-- start GIVEN RECORDS --
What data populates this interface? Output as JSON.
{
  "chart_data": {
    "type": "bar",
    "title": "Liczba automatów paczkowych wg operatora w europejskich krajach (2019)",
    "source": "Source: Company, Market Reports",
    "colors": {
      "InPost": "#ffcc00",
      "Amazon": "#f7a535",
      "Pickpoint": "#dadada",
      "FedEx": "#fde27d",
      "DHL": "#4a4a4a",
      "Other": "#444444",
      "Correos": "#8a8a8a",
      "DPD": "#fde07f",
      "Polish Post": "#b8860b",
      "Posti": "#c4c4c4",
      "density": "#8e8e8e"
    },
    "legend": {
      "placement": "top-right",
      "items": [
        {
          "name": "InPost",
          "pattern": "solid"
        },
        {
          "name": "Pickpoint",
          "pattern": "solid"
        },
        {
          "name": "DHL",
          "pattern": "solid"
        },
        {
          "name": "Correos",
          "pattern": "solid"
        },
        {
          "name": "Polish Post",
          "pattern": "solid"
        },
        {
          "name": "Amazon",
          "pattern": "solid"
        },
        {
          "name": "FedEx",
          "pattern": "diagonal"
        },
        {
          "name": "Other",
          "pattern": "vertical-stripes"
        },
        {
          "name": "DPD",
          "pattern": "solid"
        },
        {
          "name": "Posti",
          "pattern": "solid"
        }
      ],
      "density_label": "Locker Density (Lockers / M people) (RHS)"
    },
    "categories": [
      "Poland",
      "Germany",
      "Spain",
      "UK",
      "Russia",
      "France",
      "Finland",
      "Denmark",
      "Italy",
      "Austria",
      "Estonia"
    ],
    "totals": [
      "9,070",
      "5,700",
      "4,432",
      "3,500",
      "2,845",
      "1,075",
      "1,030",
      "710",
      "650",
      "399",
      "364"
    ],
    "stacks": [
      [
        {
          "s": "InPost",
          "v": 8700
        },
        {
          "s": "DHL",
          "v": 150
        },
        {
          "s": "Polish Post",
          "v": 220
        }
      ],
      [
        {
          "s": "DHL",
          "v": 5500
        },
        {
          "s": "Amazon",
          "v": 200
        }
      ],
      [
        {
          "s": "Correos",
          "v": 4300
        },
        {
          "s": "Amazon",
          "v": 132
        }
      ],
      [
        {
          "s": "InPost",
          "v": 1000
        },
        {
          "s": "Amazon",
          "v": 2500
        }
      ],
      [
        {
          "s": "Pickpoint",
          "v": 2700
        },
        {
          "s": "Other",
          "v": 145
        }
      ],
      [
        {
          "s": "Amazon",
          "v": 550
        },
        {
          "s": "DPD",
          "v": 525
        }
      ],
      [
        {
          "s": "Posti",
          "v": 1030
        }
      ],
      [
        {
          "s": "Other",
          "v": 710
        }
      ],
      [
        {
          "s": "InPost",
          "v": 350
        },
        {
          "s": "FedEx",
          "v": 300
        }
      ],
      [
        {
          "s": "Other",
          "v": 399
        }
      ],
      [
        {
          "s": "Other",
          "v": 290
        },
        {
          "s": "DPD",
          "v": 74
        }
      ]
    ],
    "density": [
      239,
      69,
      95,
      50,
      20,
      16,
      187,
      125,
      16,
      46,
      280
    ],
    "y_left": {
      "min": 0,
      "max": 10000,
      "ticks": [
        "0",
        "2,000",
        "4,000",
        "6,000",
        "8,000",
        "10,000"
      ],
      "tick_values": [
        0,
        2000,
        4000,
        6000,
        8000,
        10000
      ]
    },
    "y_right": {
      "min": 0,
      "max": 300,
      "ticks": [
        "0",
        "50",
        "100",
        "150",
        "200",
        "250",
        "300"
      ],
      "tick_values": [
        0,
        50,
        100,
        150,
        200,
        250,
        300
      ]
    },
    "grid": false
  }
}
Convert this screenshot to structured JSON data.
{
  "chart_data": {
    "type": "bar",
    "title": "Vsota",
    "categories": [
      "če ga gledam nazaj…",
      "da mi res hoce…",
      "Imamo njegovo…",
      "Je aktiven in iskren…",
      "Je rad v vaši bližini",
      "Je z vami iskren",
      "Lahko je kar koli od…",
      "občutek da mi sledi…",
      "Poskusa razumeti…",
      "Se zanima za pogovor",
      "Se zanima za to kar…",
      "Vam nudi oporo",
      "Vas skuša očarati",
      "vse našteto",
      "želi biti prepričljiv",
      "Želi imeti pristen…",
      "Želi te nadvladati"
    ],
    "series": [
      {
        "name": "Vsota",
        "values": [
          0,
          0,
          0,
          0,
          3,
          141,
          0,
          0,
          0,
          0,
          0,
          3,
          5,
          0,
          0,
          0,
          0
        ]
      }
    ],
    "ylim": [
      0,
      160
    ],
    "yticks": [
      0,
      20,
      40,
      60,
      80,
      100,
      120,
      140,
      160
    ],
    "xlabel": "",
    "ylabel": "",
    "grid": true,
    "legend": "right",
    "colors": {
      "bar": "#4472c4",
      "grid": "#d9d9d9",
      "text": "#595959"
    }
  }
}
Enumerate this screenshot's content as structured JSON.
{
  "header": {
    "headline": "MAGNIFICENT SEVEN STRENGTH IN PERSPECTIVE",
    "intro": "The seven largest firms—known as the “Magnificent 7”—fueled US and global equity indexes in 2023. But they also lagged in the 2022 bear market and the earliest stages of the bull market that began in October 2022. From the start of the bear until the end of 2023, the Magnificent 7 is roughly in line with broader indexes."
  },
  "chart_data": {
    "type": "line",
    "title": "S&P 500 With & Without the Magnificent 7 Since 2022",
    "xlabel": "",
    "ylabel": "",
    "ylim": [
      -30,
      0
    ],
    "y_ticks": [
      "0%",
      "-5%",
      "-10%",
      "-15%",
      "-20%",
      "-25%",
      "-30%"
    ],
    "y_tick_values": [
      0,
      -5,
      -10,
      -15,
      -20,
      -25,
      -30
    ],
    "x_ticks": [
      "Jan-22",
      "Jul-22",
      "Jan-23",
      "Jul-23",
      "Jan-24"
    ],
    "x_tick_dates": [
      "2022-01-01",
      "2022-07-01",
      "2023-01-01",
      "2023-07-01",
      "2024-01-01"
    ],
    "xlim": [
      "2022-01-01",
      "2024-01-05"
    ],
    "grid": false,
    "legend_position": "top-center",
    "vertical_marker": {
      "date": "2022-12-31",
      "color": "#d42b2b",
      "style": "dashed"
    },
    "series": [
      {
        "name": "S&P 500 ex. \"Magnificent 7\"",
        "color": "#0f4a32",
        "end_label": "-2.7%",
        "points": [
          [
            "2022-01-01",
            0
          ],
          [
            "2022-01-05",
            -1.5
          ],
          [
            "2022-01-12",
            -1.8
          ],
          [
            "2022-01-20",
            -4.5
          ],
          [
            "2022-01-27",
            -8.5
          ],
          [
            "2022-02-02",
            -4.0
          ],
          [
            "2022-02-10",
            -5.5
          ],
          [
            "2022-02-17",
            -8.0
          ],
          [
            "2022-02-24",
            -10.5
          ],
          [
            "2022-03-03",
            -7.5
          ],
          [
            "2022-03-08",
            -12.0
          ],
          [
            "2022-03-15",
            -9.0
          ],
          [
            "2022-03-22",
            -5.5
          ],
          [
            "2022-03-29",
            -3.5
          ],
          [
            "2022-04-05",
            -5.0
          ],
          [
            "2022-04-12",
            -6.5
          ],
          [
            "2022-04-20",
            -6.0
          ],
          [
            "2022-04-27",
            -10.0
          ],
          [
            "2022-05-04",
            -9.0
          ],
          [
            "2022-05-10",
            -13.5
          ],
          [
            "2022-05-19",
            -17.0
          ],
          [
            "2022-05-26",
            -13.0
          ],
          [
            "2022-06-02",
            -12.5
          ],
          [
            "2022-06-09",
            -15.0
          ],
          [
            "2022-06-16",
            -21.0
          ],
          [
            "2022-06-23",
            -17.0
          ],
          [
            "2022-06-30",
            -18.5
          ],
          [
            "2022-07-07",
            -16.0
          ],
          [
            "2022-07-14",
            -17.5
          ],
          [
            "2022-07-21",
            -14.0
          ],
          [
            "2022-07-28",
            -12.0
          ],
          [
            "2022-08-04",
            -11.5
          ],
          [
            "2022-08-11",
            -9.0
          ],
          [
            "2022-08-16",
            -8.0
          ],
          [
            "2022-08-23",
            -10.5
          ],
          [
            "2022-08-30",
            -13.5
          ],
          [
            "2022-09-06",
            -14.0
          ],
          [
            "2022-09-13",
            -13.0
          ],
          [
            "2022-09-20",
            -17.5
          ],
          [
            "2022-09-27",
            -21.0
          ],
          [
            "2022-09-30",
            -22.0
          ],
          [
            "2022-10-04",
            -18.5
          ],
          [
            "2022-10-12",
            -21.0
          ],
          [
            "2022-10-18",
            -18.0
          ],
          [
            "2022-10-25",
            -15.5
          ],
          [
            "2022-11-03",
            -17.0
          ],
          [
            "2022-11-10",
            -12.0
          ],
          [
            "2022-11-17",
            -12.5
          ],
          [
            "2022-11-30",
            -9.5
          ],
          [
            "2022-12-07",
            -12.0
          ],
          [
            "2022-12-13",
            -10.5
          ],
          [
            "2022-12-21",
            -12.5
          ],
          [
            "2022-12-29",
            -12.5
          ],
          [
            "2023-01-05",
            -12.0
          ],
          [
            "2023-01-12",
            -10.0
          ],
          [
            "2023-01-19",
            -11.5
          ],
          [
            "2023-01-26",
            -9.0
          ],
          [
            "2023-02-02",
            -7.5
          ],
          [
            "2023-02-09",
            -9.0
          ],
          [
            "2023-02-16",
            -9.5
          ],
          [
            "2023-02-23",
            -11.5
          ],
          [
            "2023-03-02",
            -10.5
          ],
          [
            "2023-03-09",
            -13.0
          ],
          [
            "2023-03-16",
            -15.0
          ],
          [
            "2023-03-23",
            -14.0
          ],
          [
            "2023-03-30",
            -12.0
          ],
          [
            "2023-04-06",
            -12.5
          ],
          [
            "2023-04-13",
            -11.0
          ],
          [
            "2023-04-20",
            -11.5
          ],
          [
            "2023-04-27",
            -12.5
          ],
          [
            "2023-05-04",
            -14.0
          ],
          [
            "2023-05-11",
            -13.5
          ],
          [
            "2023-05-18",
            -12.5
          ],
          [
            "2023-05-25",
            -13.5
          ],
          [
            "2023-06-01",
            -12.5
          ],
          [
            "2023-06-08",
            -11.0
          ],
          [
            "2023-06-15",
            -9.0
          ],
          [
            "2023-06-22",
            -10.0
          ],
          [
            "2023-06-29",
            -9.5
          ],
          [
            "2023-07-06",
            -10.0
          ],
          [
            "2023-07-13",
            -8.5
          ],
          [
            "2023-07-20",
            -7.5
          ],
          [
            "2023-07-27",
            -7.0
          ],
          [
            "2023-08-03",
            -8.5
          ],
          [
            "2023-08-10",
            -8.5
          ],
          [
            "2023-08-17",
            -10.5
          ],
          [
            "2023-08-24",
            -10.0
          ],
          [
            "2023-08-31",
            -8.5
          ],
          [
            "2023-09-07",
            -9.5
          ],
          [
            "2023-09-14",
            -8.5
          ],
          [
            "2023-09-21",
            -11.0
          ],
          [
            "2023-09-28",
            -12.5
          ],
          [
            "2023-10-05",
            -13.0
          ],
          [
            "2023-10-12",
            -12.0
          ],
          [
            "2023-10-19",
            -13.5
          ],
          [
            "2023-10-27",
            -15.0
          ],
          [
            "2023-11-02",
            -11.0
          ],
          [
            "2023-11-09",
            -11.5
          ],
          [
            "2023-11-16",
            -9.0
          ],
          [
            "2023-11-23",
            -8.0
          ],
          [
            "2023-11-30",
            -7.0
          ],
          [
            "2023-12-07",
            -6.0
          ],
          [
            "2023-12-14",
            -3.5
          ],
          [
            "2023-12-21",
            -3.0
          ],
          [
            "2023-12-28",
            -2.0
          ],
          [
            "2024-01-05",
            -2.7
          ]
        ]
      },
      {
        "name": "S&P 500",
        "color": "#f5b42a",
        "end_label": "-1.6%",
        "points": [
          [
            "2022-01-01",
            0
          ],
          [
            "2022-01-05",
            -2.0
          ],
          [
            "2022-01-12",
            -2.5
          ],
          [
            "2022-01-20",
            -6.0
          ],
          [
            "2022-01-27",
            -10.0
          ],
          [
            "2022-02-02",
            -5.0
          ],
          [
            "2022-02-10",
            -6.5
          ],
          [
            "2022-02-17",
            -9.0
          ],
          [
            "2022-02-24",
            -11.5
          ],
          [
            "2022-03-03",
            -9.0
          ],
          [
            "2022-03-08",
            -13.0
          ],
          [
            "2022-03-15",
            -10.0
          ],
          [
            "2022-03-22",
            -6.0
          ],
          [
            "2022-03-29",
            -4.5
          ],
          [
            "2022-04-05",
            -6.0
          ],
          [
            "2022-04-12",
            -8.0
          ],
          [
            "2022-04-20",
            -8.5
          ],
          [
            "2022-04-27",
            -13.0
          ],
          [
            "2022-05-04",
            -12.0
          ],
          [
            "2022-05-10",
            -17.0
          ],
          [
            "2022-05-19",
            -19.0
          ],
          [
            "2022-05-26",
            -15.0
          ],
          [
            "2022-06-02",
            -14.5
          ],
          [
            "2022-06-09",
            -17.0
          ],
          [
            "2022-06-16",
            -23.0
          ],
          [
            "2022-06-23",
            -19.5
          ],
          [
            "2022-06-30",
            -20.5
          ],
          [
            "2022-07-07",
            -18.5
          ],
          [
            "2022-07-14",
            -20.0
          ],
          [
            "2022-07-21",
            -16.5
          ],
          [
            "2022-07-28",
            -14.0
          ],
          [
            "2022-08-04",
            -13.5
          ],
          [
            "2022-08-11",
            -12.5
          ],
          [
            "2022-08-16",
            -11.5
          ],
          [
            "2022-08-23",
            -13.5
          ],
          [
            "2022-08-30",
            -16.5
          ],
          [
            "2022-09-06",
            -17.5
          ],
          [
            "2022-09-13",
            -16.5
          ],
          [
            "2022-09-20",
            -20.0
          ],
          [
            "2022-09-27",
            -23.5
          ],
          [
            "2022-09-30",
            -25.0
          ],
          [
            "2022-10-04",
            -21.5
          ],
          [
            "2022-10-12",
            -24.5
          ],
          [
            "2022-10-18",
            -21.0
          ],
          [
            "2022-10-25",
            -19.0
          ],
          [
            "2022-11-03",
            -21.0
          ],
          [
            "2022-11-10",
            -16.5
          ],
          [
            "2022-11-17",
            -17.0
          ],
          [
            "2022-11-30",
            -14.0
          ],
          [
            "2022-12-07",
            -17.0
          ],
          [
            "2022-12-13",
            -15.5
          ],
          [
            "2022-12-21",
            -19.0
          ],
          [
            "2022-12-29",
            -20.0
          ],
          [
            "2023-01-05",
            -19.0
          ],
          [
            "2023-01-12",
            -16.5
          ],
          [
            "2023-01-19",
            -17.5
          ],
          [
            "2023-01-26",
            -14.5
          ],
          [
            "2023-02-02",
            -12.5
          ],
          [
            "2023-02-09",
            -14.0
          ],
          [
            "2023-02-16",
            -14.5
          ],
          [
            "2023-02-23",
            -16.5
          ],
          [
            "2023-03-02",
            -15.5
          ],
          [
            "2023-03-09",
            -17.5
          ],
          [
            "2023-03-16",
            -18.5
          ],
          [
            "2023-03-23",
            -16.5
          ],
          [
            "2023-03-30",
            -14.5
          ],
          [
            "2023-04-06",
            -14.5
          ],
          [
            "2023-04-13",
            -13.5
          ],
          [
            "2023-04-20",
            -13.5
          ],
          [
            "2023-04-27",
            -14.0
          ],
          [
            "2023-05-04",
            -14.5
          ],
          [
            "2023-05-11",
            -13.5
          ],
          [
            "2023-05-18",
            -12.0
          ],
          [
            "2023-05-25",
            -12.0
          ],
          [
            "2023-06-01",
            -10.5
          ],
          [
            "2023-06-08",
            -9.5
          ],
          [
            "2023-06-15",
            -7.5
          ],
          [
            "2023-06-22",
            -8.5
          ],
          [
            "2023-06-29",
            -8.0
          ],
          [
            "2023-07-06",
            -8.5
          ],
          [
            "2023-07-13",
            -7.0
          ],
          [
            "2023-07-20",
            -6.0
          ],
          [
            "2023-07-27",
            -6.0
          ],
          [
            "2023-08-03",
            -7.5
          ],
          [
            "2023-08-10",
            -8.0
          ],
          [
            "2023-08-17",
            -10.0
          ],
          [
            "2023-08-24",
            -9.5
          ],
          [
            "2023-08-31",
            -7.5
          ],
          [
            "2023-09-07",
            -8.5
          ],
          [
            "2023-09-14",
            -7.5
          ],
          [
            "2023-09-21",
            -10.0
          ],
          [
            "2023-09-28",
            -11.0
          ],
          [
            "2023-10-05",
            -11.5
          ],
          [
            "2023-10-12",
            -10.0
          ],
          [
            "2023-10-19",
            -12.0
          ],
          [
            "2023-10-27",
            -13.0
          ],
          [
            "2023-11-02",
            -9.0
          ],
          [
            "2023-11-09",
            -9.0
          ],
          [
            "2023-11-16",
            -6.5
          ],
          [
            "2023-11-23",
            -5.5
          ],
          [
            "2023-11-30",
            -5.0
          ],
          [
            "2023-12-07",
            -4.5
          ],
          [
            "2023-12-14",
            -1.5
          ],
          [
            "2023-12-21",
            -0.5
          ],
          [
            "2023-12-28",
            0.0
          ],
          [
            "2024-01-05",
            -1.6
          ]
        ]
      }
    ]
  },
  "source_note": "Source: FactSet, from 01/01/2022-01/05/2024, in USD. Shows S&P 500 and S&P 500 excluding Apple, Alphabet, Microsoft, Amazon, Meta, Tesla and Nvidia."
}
-- end GIVEN RECORDS --
Scan the material above for the word "this". Copy each line where it occurs.

▶ [ANSWER]:
What data populates this interface? Output as JSON.
Convert this screenshot to structured JSON data.
Enumerate this screenshot's content as structured JSON.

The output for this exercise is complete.